[Dataset items]
====
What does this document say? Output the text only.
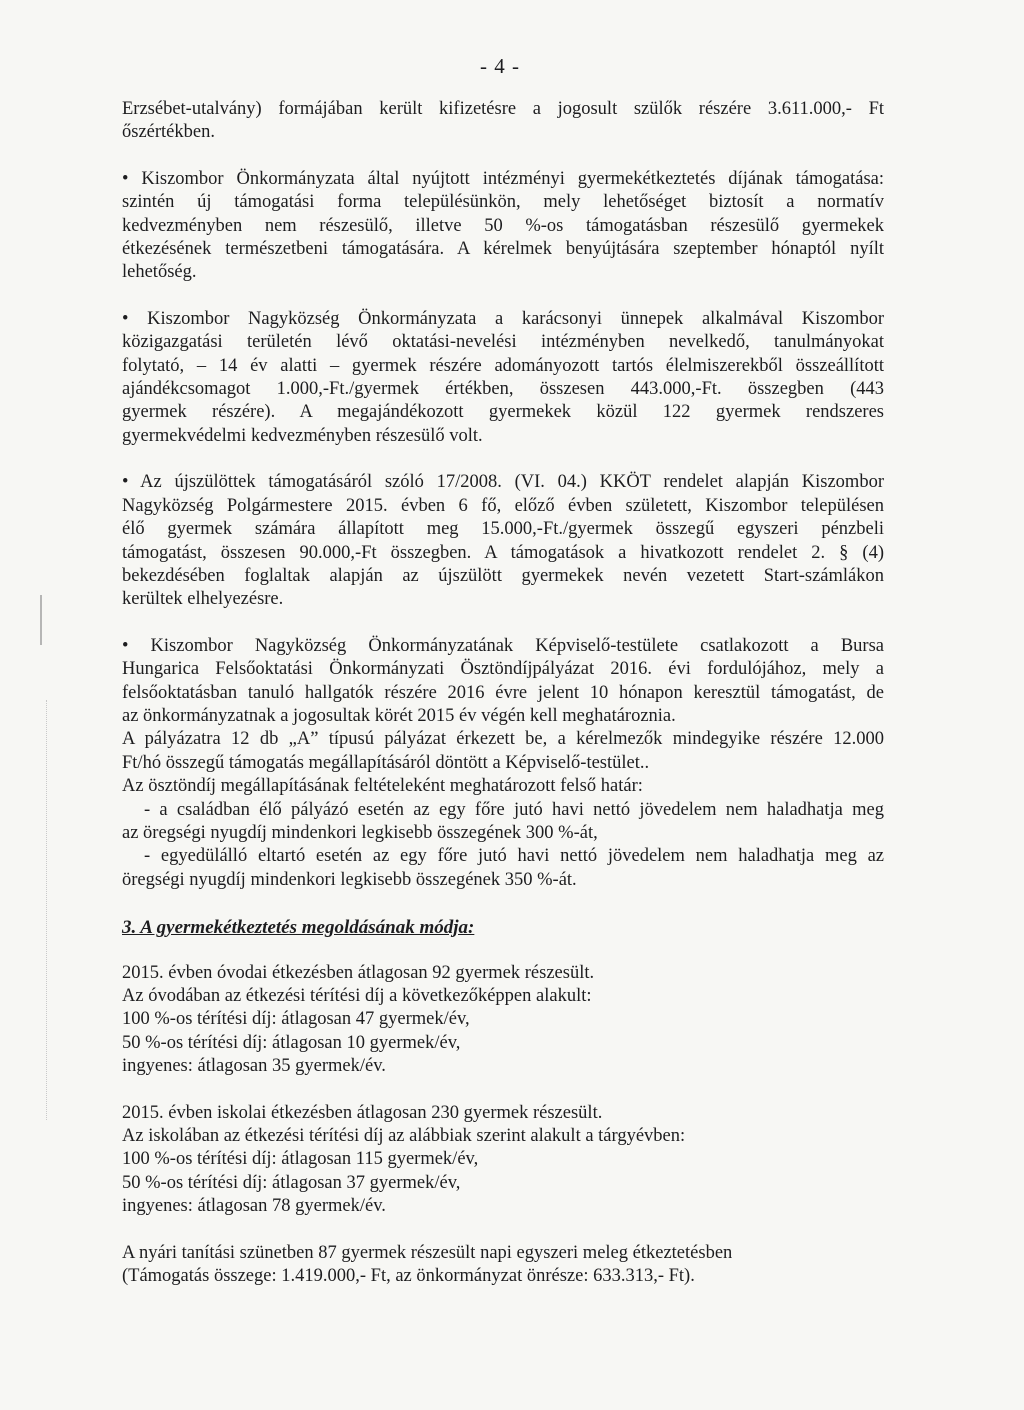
- 4 -
Erzsébet-utalvány) formájában került kifizetésre a jogosult szülők részére 3.611.000,- Ft
őszértékben.
• Kiszombor Önkormányzata által nyújtott intézményi gyermekétkeztetés díjának támogatása:
szintén új támogatási forma településünkön, mely lehetőséget biztosít a normatív
kedvezményben nem részesülő, illetve 50 %-os támogatásban részesülő gyermekek
étkezésének természetbeni támogatására. A kérelmek benyújtására szeptember hónaptól nyílt
lehetőség.
• Kiszombor Nagyközség Önkormányzata a karácsonyi ünnepek alkalmával Kiszombor
közigazgatási területén lévő oktatási-nevelési intézményben nevelkedő, tanulmányokat
folytató, – 14 év alatti – gyermek részére adományozott tartós élelmiszerekből összeállított
ajándékcsomagot 1.000,-Ft./gyermek értékben, összesen 443.000,-Ft. összegben (443
gyermek részére). A megajándékozott gyermekek közül 122 gyermek rendszeres
gyermekvédelmi kedvezményben részesülő volt.
• Az újszülöttek támogatásáról szóló 17/2008. (VI. 04.) KKÖT rendelet alapján Kiszombor
Nagyközség Polgármestere 2015. évben 6 fő, előző évben született, Kiszombor településen
élő gyermek számára állapított meg 15.000,-Ft./gyermek összegű egyszeri pénzbeli
támogatást, összesen 90.000,-Ft összegben. A támogatások a hivatkozott rendelet 2. § (4)
bekezdésében foglaltak alapján az újszülött gyermekek nevén vezetett Start-számlákon
kerültek elhelyezésre.
• Kiszombor Nagyközség Önkormányzatának Képviselő-testülete csatlakozott a Bursa
Hungarica Felsőoktatási Önkormányzati Ösztöndíjpályázat 2016. évi fordulójához, mely a
felsőoktatásban tanuló hallgatók részére 2016 évre jelent 10 hónapon keresztül támogatást, de
az önkormányzatnak a jogosultak körét 2015 év végén kell meghatároznia.
A pályázatra 12 db „A” típusú pályázat érkezett be, a kérelmezők mindegyike részére 12.000
Ft/hó összegű támogatás megállapításáról döntött a Képviselő-testület..
Az ösztöndíj megállapításának feltételeként meghatározott felső határ:
- a családban élő pályázó esetén az egy főre jutó havi nettó jövedelem nem haladhatja meg
az öregségi nyugdíj mindenkori legkisebb összegének 300 %-át,
- egyedülálló eltartó esetén az egy főre jutó havi nettó jövedelem nem haladhatja meg az
öregségi nyugdíj mindenkori legkisebb összegének 350 %-át.
3. A gyermekétkeztetés megoldásának módja:
2015. évben óvodai étkezésben átlagosan 92 gyermek részesült.
Az óvodában az étkezési térítési díj a következőképpen alakult:
100 %-os térítési díj: átlagosan 47 gyermek/év,
50 %-os térítési díj: átlagosan 10 gyermek/év,
ingyenes: átlagosan 35 gyermek/év.
2015. évben iskolai étkezésben átlagosan 230 gyermek részesült.
Az iskolában az étkezési térítési díj az alábbiak szerint alakult a tárgyévben:
100 %-os térítési díj: átlagosan 115 gyermek/év,
50 %-os térítési díj: átlagosan 37 gyermek/év,
ingyenes: átlagosan 78 gyermek/év.
A nyári tanítási szünetben 87 gyermek részesült napi egyszeri meleg étkeztetésben
(Támogatás összege: 1.419.000,- Ft, az önkormányzat önrésze: 633.313,- Ft).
====
## Stated goal
Pick out each line containing the string "támogatást" and copy it.

## Solution for this exercise
támogatást, összesen 90.000,-Ft összegben. A támogatások a hivatkozott rendelet 2. § (4)
felsőoktatásban tanuló hallgatók részére 2016 évre jelent 10 hónapon keresztül támogatást, de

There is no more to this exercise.